What needs to be done: Copy the data precisely, keeping every character.
━━ Provided data ━━
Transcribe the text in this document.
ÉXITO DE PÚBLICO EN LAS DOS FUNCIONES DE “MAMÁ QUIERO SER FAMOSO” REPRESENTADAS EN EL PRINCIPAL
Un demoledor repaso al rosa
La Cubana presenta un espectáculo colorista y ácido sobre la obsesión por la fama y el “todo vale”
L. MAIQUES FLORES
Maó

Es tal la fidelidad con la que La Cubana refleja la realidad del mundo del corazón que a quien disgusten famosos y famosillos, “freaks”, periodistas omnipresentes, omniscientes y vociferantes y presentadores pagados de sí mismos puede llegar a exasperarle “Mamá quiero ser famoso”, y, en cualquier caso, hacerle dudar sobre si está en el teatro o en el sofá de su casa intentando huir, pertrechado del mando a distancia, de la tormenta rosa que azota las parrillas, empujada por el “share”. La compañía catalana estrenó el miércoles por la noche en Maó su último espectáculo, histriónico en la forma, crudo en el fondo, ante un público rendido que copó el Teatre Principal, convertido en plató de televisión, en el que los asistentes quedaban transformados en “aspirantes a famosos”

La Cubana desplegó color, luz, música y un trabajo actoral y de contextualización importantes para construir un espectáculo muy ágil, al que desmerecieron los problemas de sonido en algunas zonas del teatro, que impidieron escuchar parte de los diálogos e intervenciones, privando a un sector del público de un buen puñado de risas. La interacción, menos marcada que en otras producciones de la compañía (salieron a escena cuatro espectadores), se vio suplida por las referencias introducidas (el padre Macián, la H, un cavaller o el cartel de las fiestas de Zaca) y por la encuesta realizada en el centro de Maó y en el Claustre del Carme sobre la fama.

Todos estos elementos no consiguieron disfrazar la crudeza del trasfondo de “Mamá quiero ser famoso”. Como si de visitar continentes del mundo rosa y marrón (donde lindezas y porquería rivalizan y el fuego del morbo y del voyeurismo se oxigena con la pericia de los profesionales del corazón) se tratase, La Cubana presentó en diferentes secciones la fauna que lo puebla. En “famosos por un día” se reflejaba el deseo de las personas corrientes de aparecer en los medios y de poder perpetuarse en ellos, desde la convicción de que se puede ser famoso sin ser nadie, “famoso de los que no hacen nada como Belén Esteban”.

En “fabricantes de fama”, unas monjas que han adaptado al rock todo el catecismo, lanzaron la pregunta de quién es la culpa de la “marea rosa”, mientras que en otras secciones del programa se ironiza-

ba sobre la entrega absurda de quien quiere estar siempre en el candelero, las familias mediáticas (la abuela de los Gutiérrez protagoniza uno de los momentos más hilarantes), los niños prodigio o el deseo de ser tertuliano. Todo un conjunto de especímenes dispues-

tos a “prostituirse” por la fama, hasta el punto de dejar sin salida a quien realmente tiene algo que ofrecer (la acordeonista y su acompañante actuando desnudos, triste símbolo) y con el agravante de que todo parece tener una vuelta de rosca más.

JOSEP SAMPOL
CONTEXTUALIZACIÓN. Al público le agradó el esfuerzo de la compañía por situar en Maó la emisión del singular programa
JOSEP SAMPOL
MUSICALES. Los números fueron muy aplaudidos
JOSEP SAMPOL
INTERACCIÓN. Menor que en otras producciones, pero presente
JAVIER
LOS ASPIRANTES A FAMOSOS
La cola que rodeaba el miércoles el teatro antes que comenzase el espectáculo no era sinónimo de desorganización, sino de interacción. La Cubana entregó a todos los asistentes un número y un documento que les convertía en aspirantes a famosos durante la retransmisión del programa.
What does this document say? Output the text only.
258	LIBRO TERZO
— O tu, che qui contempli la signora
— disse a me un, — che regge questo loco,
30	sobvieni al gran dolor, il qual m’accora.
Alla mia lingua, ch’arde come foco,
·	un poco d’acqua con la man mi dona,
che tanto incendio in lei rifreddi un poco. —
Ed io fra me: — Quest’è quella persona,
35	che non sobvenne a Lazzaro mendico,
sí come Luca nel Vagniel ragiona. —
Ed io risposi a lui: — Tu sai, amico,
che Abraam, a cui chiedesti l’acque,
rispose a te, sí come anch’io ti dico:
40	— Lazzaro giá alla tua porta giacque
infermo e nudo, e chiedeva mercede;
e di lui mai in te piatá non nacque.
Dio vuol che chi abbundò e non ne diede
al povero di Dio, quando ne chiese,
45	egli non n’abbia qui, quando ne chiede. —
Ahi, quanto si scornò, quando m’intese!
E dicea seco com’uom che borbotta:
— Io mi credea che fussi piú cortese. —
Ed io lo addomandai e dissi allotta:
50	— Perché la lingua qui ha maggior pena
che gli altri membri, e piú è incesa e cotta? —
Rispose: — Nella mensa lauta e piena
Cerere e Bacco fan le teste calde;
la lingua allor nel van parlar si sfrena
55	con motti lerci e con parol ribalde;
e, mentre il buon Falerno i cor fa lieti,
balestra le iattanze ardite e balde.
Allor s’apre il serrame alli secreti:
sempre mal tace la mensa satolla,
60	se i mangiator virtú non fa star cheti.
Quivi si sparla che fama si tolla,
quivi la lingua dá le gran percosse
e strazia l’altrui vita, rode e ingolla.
━━━
The output:
Transcribe the text in this document.
ÉXITO DE PÚBLICO EN LAS DOS FUNCIONES DE “MAMÁ QUIERO SER FAMOSO” REPRESENTADAS EN EL PRINCIPAL
Un demoledor repaso al rosa
La Cubana presenta un espectáculo colorista y ácido sobre la obsesión por la fama y el “todo vale”
L. MAIQUES FLORES
Maó

Es tal la fidelidad con la que La Cubana refleja la realidad del mundo del corazón que a quien disgusten famosos y famosillos, “freaks”, periodistas omnipresentes, omniscientes y vociferantes y presentadores pagados de sí mismos puede llegar a exasperarle “Mamá quiero ser famoso”, y, en cualquier caso, hacerle dudar sobre si está en el teatro o en el sofá de su casa intentando huir, pertrechado del mando a distancia, de la tormenta rosa que azota las parrillas, empujada por el “share”. La compañía catalana estrenó el miércoles por la noche en Maó su último espectáculo, histriónico en la forma, crudo en el fondo, ante un público rendido que copó el Teatre Principal, convertido en plató de televisión, en el que los asistentes quedaban transformados en “aspirantes a famosos”

La Cubana desplegó color, luz, música y un trabajo actoral y de contextualización importantes para construir un espectáculo muy ágil, al que desmerecieron los problemas de sonido en algunas zonas del teatro, que impidieron escuchar parte de los diálogos e intervenciones, privando a un sector del público de un buen puñado de risas. La interacción, menos marcada que en otras producciones de la compañía (salieron a escena cuatro espectadores), se vio suplida por las referencias introducidas (el padre Macián, la H, un cavaller o el cartel de las fiestas de Zaca) y por la encuesta realizada en el centro de Maó y en el Claustre del Carme sobre la fama.

Todos estos elementos no consiguieron disfrazar la crudeza del trasfondo de “Mamá quiero ser famoso”. Como si de visitar continentes del mundo rosa y marrón (donde lindezas y porquería rivalizan y el fuego del morbo y del voyeurismo se oxigena con la pericia de los profesionales del corazón) se tratase, La Cubana presentó en diferentes secciones la fauna que lo puebla. En “famosos por un día” se reflejaba el deseo de las personas corrientes de aparecer en los medios y de poder perpetuarse en ellos, desde la convicción de que se puede ser famoso sin ser nadie, “famoso de los que no hacen nada como Belén Esteban”.

En “fabricantes de fama”, unas monjas que han adaptado al rock todo el catecismo, lanzaron la pregunta de quién es la culpa de la “marea rosa”, mientras que en otras secciones del programa se ironiza-

ba sobre la entrega absurda de quien quiere estar siempre en el candelero, las familias mediáticas (la abuela de los Gutiérrez protagoniza uno de los momentos más hilarantes), los niños prodigio o el deseo de ser tertuliano. Todo un conjunto de especímenes dispues-

tos a “prostituirse” por la fama, hasta el punto de dejar sin salida a quien realmente tiene algo que ofrecer (la acordeonista y su acompañante actuando desnudos, triste símbolo) y con el agravante de que todo parece tener una vuelta de rosca más.

JOSEP SAMPOL
CONTEXTUALIZACIÓN. Al público le agradó el esfuerzo de la compañía por situar en Maó la emisión del singular programa
JOSEP SAMPOL
MUSICALES. Los números fueron muy aplaudidos
JOSEP SAMPOL
INTERACCIÓN. Menor que en otras producciones, pero presente
JAVIER
LOS ASPIRANTES A FAMOSOS
La cola que rodeaba el miércoles el teatro antes que comenzase el espectáculo no era sinónimo de desorganización, sino de interacción. La Cubana entregó a todos los asistentes un número y un documento que les convertía en aspirantes a famosos durante la retransmisión del programa.
What does this document say? Output the text only.
258	LIBRO TERZO
— O tu, che qui contempli la signora
— disse a me un, — che regge questo loco,
30	sobvieni al gran dolor, il qual m’accora.
Alla mia lingua, ch’arde come foco,
·	un poco d’acqua con la man mi dona,
che tanto incendio in lei rifreddi un poco. —
Ed io fra me: — Quest’è quella persona,
35	che non sobvenne a Lazzaro mendico,
sí come Luca nel Vagniel ragiona. —
Ed io risposi a lui: — Tu sai, amico,
che Abraam, a cui chiedesti l’acque,
rispose a te, sí come anch’io ti dico:
40	— Lazzaro giá alla tua porta giacque
infermo e nudo, e chiedeva mercede;
e di lui mai in te piatá non nacque.
Dio vuol che chi abbundò e non ne diede
al povero di Dio, quando ne chiese,
45	egli non n’abbia qui, quando ne chiede. —
Ahi, quanto si scornò, quando m’intese!
E dicea seco com’uom che borbotta:
— Io mi credea che fussi piú cortese. —
Ed io lo addomandai e dissi allotta:
50	— Perché la lingua qui ha maggior pena
che gli altri membri, e piú è incesa e cotta? —
Rispose: — Nella mensa lauta e piena
Cerere e Bacco fan le teste calde;
la lingua allor nel van parlar si sfrena
55	con motti lerci e con parol ribalde;
e, mentre il buon Falerno i cor fa lieti,
balestra le iattanze ardite e balde.
Allor s’apre il serrame alli secreti:
sempre mal tace la mensa satolla,
60	se i mangiator virtú non fa star cheti.
Quivi si sparla che fama si tolla,
quivi la lingua dá le gran percosse
e strazia l’altrui vita, rode e ingolla.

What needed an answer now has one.